Task statement:
Extract every line of the material below and reproduce it faithfully.
[START OF Data excerpts]
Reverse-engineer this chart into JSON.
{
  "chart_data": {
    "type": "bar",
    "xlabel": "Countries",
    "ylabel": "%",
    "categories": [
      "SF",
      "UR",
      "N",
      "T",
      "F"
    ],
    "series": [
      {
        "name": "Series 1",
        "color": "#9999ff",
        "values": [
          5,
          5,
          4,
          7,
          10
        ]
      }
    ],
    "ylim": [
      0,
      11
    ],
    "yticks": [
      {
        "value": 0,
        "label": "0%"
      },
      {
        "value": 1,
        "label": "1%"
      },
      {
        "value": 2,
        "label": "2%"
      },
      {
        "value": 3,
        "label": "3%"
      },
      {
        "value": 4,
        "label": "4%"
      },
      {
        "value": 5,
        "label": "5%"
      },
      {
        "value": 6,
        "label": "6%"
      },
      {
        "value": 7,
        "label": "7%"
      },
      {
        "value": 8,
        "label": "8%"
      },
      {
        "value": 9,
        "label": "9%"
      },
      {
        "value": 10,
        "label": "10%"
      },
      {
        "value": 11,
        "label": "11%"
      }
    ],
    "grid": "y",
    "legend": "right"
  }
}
[END OF Data excerpts]
Task result:
Reverse-engineer this chart into JSON.
{
  "chart_data": {
    "type": "bar",
    "xlabel": "Countries",
    "ylabel": "%",
    "categories": [
      "SF",
      "UR",
      "N",
      "T",
      "F"
    ],
    "series": [
      {
        "name": "Series 1",
        "color": "#9999ff",
        "values": [
          5,
          5,
          4,
          7,
          10
        ]
      }
    ],
    "ylim": [
      0,
      11
    ],
    "yticks": [
      {
        "value": 0,
        "label": "0%"
      },
      {
        "value": 1,
        "label": "1%"
      },
      {
        "value": 2,
        "label": "2%"
      },
      {
        "value": 3,
        "label": "3%"
      },
      {
        "value": 4,
        "label": "4%"
      },
      {
        "value": 5,
        "label": "5%"
      },
      {
        "value": 6,
        "label": "6%"
      },
      {
        "value": 7,
        "label": "7%"
      },
      {
        "value": 8,
        "label": "8%"
      },
      {
        "value": 9,
        "label": "9%"
      },
      {
        "value": 10,
        "label": "10%"
      },
      {
        "value": 11,
        "label": "11%"
      }
    ],
    "grid": "y",
    "legend": "right"
  }
}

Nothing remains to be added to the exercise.